WASHINGTON - America’s small and independent oil and gas producers are leading our nation to a new age of energy abundance and security. Oil imports have decreased from 60 percent in 2005 to 47 percent today, thousands of Americans are back to work, and OPEC nations like Saudia Arabia have admitted to feeling uneasy about North America’s vast new energy supplies. Yet it is only with strong leadership and increased access to our immense onshore and offshore energy reserves that our nation will be able to truly follow the path that the independents have paved. With the 2012 election nearing by the day, we are reminded of this fact now more than ever.
As the Independent Petroleum Association of America’s (IPAA) President Barry Russell noted this week in the National Journal, “it is important that the United States looks inside its borders to flex its own energy muscles.” Few could say it better:
“The United States stands at a critical juncture. One road, chained in limited access and overregulation, leads to deepening dependence on foreign pressures and economic stagnation. The other road, propelled by opened access and thoughtful regulation, beckons to economic rebirth and an energy future we can call our own. Let’s hope that the U.S. government guides us in the second direction. (National Journal, 1/4/12)
As the much anticipated Iowa Caucus came to a close-and the 2012 election comes knocking on our doorstep-we are again reminded of our nation’s need for strong, decisive, and engaged leadership. Without it, our nation’s health and success are placed at risk, our vast energy reserves remain in limbo, and jobs and security for our citizens are cast off as mere causalities of inaction.

== MATERIAL SHOWN ==
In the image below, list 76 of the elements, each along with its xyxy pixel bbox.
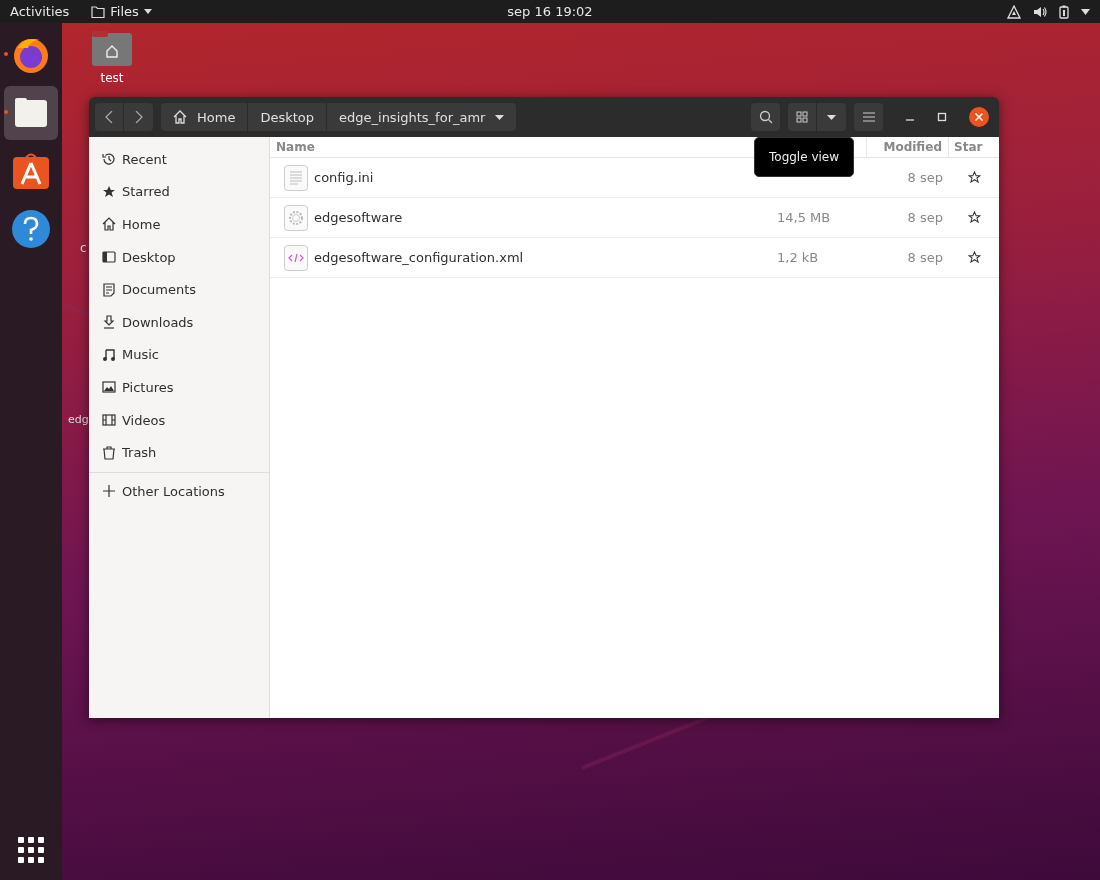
plus-icon (102, 484, 116, 499)
star-icon[interactable] (967, 211, 981, 224)
software-store-icon (11, 151, 51, 191)
sidebar-item[interactable]: Starred (122, 184, 170, 200)
folder-icon (91, 5, 106, 18)
sidebar-item[interactable]: Other Locations (122, 483, 225, 499)
file-row[interactable]: edgesoftware_configuration.xml 1,2 kB 8 sep (270, 238, 999, 278)
chevron-right-icon (134, 111, 143, 123)
close-icon[interactable] (969, 107, 989, 127)
home-icon (173, 110, 187, 124)
sidebar-item[interactable]: Downloads (122, 314, 194, 330)
file-size: 14,5 MB (777, 210, 832, 225)
desktop-icon-label[interactable]: c (80, 241, 87, 255)
caret-icon (143, 9, 152, 14)
music-icon (102, 347, 116, 362)
search-icon (758, 110, 773, 124)
trash-icon (102, 445, 116, 460)
sidebar-item[interactable]: Videos (122, 412, 166, 428)
sidebar-item[interactable]: Recent (122, 151, 167, 167)
clock[interactable]: sep 16 19:02 (507, 4, 593, 19)
sidebar-item[interactable]: Trash (122, 445, 157, 461)
chevron-left-icon (105, 111, 113, 123)
file-name: edgesoftware (314, 210, 403, 225)
column-header[interactable]: Modified (867, 137, 949, 157)
sidebar-item[interactable]: Documents (122, 282, 197, 298)
file-row[interactable]: edgesoftware 14,5 MB 8 sep (270, 198, 999, 238)
sidebar-item[interactable]: Pictures (122, 379, 174, 395)
column-header[interactable]: Star (949, 137, 999, 157)
network-icon[interactable] (1007, 4, 1021, 19)
modified-date: 8 sep (906, 170, 944, 185)
code-file-icon (284, 244, 308, 271)
home-folder-icon[interactable] (92, 31, 132, 67)
help-icon (11, 209, 51, 249)
desktop-icon (102, 250, 116, 265)
modified-date: 8 sep (906, 250, 944, 265)
videos-icon (102, 413, 116, 428)
recent-icon (102, 152, 116, 167)
downloads-icon (102, 315, 116, 330)
app-menu[interactable]: Files (91, 4, 152, 19)
view-toggle-button[interactable] (788, 103, 817, 131)
star-icon[interactable] (967, 251, 981, 264)
menu-icon (862, 112, 875, 122)
pictures-icon (102, 380, 116, 395)
menu-button[interactable] (854, 103, 883, 131)
gear-file-icon (284, 204, 308, 231)
file-name: config.ini (314, 170, 374, 185)
view-options-button[interactable] (817, 103, 846, 131)
sidebar-item[interactable]: Desktop (122, 249, 176, 265)
documents-icon (102, 282, 116, 297)
tooltip: Toggle view (754, 137, 855, 177)
search-button[interactable] (751, 103, 780, 131)
dock-item[interactable] (4, 86, 58, 140)
app-grid-icon[interactable] (17, 836, 45, 864)
starred-icon (102, 184, 116, 199)
caret-icon (495, 114, 505, 120)
file-size: 1,2 kB (777, 250, 820, 265)
text-file-icon (284, 164, 308, 191)
sidebar-item[interactable]: Music (122, 347, 159, 363)
battery-icon[interactable] (1059, 4, 1069, 19)
sidebar-item[interactable]: Home (122, 217, 161, 232)
home-icon (102, 217, 116, 232)
modified-date: 8 sep (906, 210, 944, 225)
star-icon[interactable] (967, 171, 981, 184)
desktop-icon-label[interactable]: test (100, 71, 124, 85)
caret-icon[interactable] (1081, 8, 1090, 15)
maximize-icon[interactable] (937, 112, 947, 122)
breadcrumb[interactable]: edge_insights_for_amr (327, 103, 517, 131)
volume-icon[interactable] (1033, 4, 1047, 19)
back-button[interactable] (95, 103, 124, 131)
caret-icon (827, 114, 836, 120)
file-name: edgesoftware_configuration.xml (314, 250, 524, 265)
breadcrumb[interactable]: Home (161, 103, 249, 131)
breadcrumb[interactable]: Desktop (248, 103, 327, 131)
activities-button[interactable]: Activities (0, 4, 80, 19)
grid-icon (796, 111, 808, 123)
desktop-icon-label[interactable]: edg (68, 413, 89, 426)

== WHAT IS BEING ASKED ==
Finish out the next part of the statement on domestic oil and gas production, starting after its final sentence. The listing is separate material that stands apart from the statement on domestic oil and gas production.

== ANSWER BELOW ==
To date, the immense success of our nation’s independent producers, regardless of the federal government’s barriers to development, has been truly impressive. From North Dakota to Pennsylvania to Colorado-American energy is spurring growth across the nation. We must ensure its continued success.
The facts are not hard to find (but we found them for you):
- America’s Future Is Oil. Even if you don’t count Alaska, the new boom of off-shore drilling and oil shale production should add another 1.5 million barrels a day to our domestic output by 2015. That’s closing on Saudi Arabia’s daily total. (Fox,1/4/12)
- Deep Gulf drilling thrives 18 mos. after BP spill. Two hundred miles off the coast of Texas, ribbons of pipe are reaching for oil and natural gas deeper below the ocean’s surface than ever before. (Associated Press, 1/1/12)
- Obama’s Fracking Rules Show Policy on ‘Wrong Track,’ API Says. President Barack Obama’s energy policy is on the “wrong track” by promoting natural gas while drafting restrictions on the hydraulic fracturing process that produces the fuel, the biggest energy industry group said. (Bloomberg, 1/4/12)
- More Brown Jobs. Try as government usually does, it’s hard to keep the U.S. economy down. That’s the message of yesterday’s announcement of some $4.8 billion in new foreign investment in America’s booming shale oil and gas industry. (Wall Street Journal, Editorial, 1/3/12)
- Oil and Gas Bubble Up All Over. You’ll know the U.S. energy industry is really on the rebound when North Dakota’s newfangled Bakken oil field starts pumping more crude than Alaska’s stalwart Prudhoe Bay. Energy experts expect it to happen in 2012. (Wall Street Journal, 1/3/12)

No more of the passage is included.